[Instruction] For each line below that includes the word "color", make a copy.

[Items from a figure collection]
(begin)
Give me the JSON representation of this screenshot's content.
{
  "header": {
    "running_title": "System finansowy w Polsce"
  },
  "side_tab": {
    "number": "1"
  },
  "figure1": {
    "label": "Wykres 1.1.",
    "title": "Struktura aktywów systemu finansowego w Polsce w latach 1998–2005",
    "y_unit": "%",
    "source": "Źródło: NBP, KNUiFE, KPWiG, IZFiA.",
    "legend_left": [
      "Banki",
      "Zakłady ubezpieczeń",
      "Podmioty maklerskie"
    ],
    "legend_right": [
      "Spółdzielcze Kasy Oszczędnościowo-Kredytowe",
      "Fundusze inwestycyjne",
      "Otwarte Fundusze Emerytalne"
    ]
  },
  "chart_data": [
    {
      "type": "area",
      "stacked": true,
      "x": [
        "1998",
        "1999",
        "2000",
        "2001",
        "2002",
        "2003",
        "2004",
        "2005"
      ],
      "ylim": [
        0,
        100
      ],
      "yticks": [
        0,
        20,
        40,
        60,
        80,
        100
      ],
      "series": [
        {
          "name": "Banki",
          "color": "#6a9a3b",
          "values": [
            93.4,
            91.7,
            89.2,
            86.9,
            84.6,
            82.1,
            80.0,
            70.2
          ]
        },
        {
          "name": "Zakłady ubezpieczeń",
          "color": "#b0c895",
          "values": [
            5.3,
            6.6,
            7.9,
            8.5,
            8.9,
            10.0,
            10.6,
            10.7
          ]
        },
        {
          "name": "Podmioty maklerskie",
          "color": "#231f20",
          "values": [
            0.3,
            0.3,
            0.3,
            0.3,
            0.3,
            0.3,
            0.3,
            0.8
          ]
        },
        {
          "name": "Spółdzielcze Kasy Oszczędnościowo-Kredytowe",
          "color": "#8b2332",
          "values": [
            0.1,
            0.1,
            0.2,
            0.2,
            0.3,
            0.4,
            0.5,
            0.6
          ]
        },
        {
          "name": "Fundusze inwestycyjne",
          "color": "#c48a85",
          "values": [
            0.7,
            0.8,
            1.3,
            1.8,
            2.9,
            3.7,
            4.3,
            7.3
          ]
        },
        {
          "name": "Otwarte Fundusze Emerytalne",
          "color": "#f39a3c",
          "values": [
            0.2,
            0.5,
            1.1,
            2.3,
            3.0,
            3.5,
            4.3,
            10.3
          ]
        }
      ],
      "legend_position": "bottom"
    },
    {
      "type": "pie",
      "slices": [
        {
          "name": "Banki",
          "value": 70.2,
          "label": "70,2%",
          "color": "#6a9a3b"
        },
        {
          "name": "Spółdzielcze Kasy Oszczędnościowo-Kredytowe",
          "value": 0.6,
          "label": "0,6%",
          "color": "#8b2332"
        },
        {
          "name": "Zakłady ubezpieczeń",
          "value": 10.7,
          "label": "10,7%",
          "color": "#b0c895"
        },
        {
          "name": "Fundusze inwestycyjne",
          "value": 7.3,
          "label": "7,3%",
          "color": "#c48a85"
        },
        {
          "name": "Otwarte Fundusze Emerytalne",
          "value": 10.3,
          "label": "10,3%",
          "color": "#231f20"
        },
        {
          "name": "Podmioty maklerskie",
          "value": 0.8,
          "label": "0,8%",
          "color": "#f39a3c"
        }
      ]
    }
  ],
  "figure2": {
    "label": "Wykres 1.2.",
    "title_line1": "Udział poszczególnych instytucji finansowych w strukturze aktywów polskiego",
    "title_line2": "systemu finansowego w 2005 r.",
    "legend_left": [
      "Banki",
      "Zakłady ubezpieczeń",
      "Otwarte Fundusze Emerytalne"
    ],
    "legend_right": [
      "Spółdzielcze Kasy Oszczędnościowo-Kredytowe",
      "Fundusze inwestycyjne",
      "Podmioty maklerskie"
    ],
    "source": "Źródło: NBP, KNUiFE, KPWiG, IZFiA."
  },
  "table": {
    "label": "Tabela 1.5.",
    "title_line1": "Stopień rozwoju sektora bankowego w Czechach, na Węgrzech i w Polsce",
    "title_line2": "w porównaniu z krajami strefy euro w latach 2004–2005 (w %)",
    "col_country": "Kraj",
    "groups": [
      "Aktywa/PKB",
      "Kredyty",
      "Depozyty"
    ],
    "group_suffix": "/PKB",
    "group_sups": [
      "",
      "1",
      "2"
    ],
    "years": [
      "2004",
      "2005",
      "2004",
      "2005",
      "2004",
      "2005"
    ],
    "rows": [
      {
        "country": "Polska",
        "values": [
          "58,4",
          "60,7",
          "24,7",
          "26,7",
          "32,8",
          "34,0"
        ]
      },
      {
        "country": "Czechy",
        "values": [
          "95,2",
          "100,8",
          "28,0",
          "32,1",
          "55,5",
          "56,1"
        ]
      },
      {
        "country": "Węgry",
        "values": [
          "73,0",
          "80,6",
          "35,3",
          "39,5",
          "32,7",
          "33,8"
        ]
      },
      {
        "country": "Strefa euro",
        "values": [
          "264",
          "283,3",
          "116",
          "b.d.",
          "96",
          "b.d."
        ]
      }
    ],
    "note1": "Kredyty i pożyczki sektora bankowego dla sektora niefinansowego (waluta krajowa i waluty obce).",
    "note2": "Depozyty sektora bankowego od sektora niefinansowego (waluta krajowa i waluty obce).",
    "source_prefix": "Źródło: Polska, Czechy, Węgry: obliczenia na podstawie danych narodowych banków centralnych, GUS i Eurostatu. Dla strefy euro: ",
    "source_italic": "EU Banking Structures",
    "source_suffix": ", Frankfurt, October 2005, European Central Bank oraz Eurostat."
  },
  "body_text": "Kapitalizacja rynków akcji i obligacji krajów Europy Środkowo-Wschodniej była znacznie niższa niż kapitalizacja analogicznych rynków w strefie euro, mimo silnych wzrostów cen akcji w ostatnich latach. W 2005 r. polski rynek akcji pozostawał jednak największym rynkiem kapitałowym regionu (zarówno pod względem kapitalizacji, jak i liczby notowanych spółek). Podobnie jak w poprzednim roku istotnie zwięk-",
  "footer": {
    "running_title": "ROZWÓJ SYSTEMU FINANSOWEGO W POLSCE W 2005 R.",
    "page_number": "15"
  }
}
(end)
[Worked solution]
          "color": "#6a9a3b",
          "color": "#b0c895",
          "color": "#231f20",
          "color": "#8b2332",
          "color": "#c48a85",
          "color": "#f39a3c",
          "color": "#6a9a3b"
          "color": "#8b2332"
          "color": "#b0c895"
          "color": "#c48a85"
          "color": "#231f20"
          "color": "#f39a3c"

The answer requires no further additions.